*Given instruction*
Select the lines of the records containing the word "category" and list them.
-------
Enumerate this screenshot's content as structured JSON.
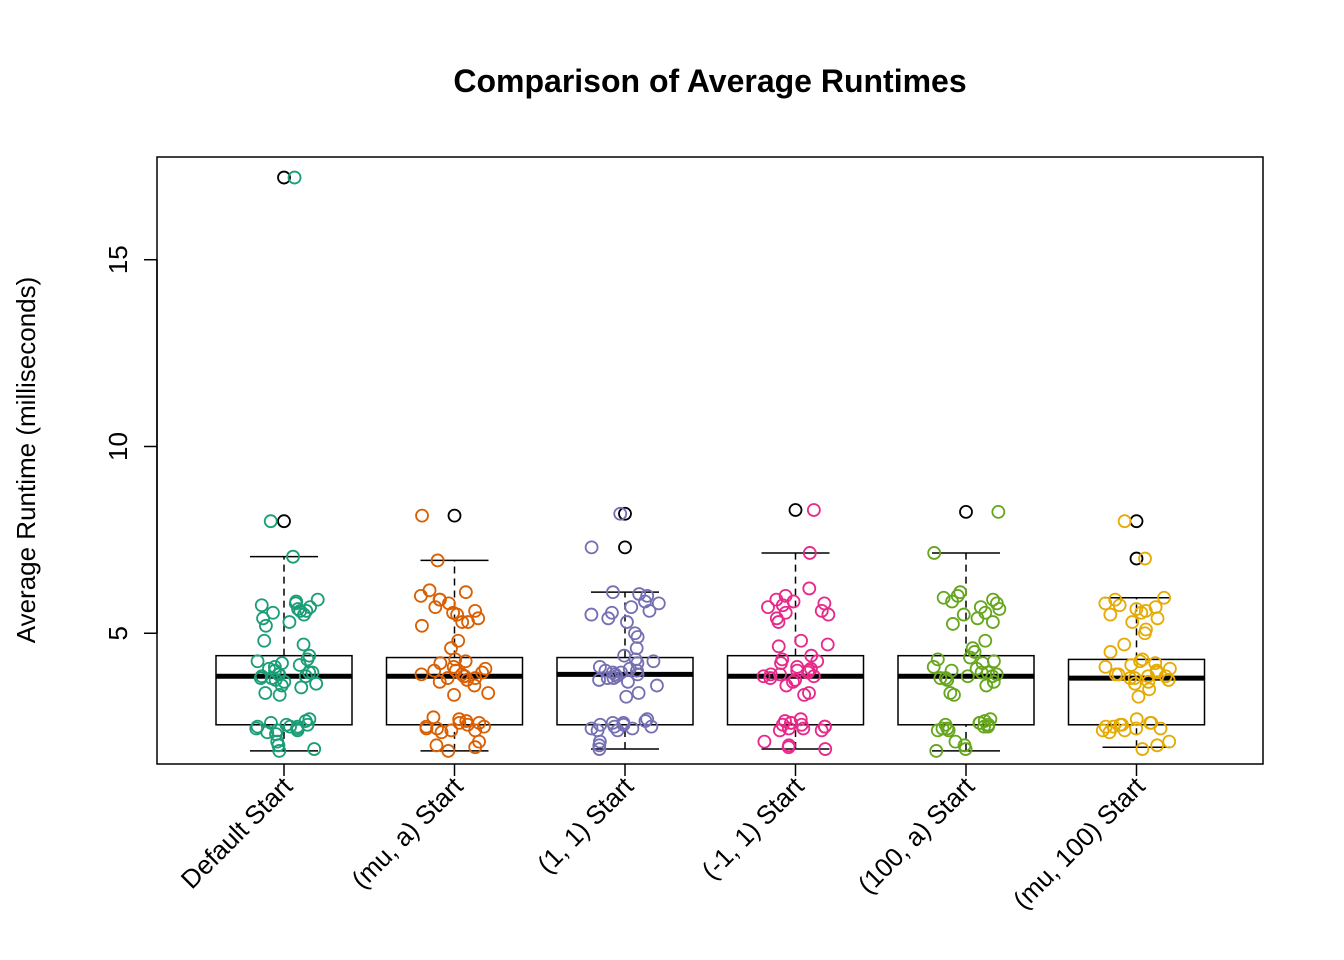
{
  "chart_data": {
    "type": "box",
    "title": "Comparison of Average Runtimes",
    "xlabel": "",
    "ylabel": "Average Runtime (milliseconds)",
    "ylim": [
      1.5,
      17.75
    ],
    "y_ticks": [
      5,
      10,
      15
    ],
    "categories": [
      "Default Start",
      "(mu, a) Start",
      "(1, 1) Start",
      "(-1, 1) Start",
      "(100, a) Start",
      "(mu, 100) Start"
    ],
    "series": [
      {
        "category": "Default Start",
        "color": "#1B9E77",
        "box": {
          "min": 1.85,
          "q1": 2.55,
          "median": 3.85,
          "q3": 4.4,
          "max": 7.05
        },
        "outliers": [
          17.2,
          8.0
        ],
        "points": [
          17.2,
          8.0,
          7.05,
          5.9,
          5.85,
          5.8,
          5.75,
          5.7,
          5.65,
          5.6,
          5.6,
          5.55,
          5.5,
          5.4,
          5.3,
          5.2,
          4.8,
          4.7,
          4.4,
          4.3,
          4.25,
          4.2,
          4.15,
          4.1,
          4.05,
          4.0,
          3.95,
          3.95,
          3.9,
          3.9,
          3.85,
          3.85,
          3.8,
          3.8,
          3.75,
          3.7,
          3.65,
          3.6,
          3.55,
          3.4,
          3.35,
          2.7,
          2.65,
          2.6,
          2.55,
          2.55,
          2.5,
          2.5,
          2.5,
          2.45,
          2.45,
          2.4,
          2.4,
          2.35,
          2.3,
          2.1,
          2.0,
          1.9,
          1.85
        ]
      },
      {
        "category": "(mu, a) Start",
        "color": "#D95F02",
        "box": {
          "min": 1.85,
          "q1": 2.55,
          "median": 3.85,
          "q3": 4.35,
          "max": 6.95
        },
        "outliers": [
          8.15
        ],
        "points": [
          8.15,
          6.95,
          6.15,
          6.1,
          6.0,
          5.9,
          5.9,
          5.8,
          5.7,
          5.6,
          5.55,
          5.5,
          5.4,
          5.3,
          5.3,
          5.2,
          4.8,
          4.6,
          4.3,
          4.25,
          4.2,
          4.1,
          4.05,
          4.0,
          4.0,
          3.95,
          3.9,
          3.9,
          3.85,
          3.85,
          3.8,
          3.8,
          3.75,
          3.7,
          3.6,
          3.4,
          3.35,
          2.75,
          2.7,
          2.65,
          2.6,
          2.6,
          2.55,
          2.5,
          2.5,
          2.45,
          2.45,
          2.4,
          2.4,
          2.35,
          2.1,
          2.0,
          1.95,
          1.85
        ]
      },
      {
        "category": "(1, 1) Start",
        "color": "#7570B3",
        "box": {
          "min": 1.9,
          "q1": 2.55,
          "median": 3.9,
          "q3": 4.35,
          "max": 6.1
        },
        "outliers": [
          8.2,
          7.3
        ],
        "points": [
          8.2,
          7.3,
          6.1,
          6.05,
          6.0,
          5.85,
          5.8,
          5.7,
          5.6,
          5.55,
          5.5,
          5.4,
          5.3,
          5.0,
          4.9,
          4.6,
          4.4,
          4.3,
          4.25,
          4.2,
          4.1,
          4.05,
          4.0,
          4.0,
          3.95,
          3.95,
          3.9,
          3.9,
          3.85,
          3.8,
          3.8,
          3.75,
          3.7,
          3.6,
          3.4,
          3.3,
          2.7,
          2.65,
          2.6,
          2.6,
          2.55,
          2.55,
          2.5,
          2.5,
          2.45,
          2.45,
          2.4,
          2.4,
          2.1,
          2.0,
          1.9
        ]
      },
      {
        "category": "(-1, 1) Start",
        "color": "#E7298A",
        "box": {
          "min": 1.9,
          "q1": 2.55,
          "median": 3.85,
          "q3": 4.4,
          "max": 7.15
        },
        "outliers": [
          8.3
        ],
        "points": [
          8.3,
          7.15,
          6.2,
          6.0,
          5.9,
          5.85,
          5.8,
          5.75,
          5.7,
          5.6,
          5.55,
          5.5,
          5.4,
          5.3,
          4.8,
          4.7,
          4.65,
          4.4,
          4.3,
          4.25,
          4.2,
          4.1,
          4.05,
          4.0,
          4.0,
          3.95,
          3.9,
          3.9,
          3.85,
          3.85,
          3.8,
          3.75,
          3.7,
          3.6,
          3.4,
          3.35,
          2.7,
          2.65,
          2.6,
          2.6,
          2.55,
          2.55,
          2.5,
          2.5,
          2.45,
          2.45,
          2.4,
          2.4,
          2.1,
          2.0,
          1.95,
          1.9
        ]
      },
      {
        "category": "(100, a) Start",
        "color": "#66A61E",
        "box": {
          "min": 1.85,
          "q1": 2.55,
          "median": 3.85,
          "q3": 4.4,
          "max": 7.15
        },
        "outliers": [
          8.25
        ],
        "points": [
          8.25,
          7.15,
          6.1,
          6.0,
          5.95,
          5.9,
          5.85,
          5.8,
          5.7,
          5.65,
          5.55,
          5.5,
          5.4,
          5.3,
          5.25,
          4.8,
          4.6,
          4.5,
          4.35,
          4.3,
          4.25,
          4.2,
          4.1,
          4.05,
          4.0,
          3.95,
          3.95,
          3.9,
          3.85,
          3.85,
          3.8,
          3.8,
          3.75,
          3.7,
          3.6,
          3.4,
          3.35,
          2.7,
          2.65,
          2.6,
          2.6,
          2.55,
          2.55,
          2.5,
          2.5,
          2.45,
          2.45,
          2.4,
          2.4,
          2.1,
          2.0,
          1.9,
          1.85
        ]
      },
      {
        "category": "(mu, 100) Start",
        "color": "#E6AB02",
        "box": {
          "min": 1.95,
          "q1": 2.55,
          "median": 3.8,
          "q3": 4.3,
          "max": 5.95
        },
        "outliers": [
          8.0,
          7.0
        ],
        "points": [
          8.0,
          7.0,
          5.95,
          5.9,
          5.8,
          5.75,
          5.7,
          5.65,
          5.6,
          5.55,
          5.5,
          5.4,
          5.3,
          5.1,
          5.0,
          4.7,
          4.5,
          4.3,
          4.25,
          4.2,
          4.15,
          4.1,
          4.05,
          4.0,
          3.95,
          3.9,
          3.9,
          3.85,
          3.85,
          3.8,
          3.8,
          3.75,
          3.7,
          3.65,
          3.5,
          3.3,
          2.7,
          2.6,
          2.6,
          2.55,
          2.55,
          2.5,
          2.5,
          2.45,
          2.45,
          2.4,
          2.4,
          2.35,
          2.1,
          2.0,
          1.9
        ]
      }
    ]
  }
}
-------
*The solution*
        "category": "Default Start",
        "category": "(mu, a) Start",
        "category": "(1, 1) Start",
        "category": "(-1, 1) Start",
        "category": "(100, a) Start",
        "category": "(mu, 100) Start",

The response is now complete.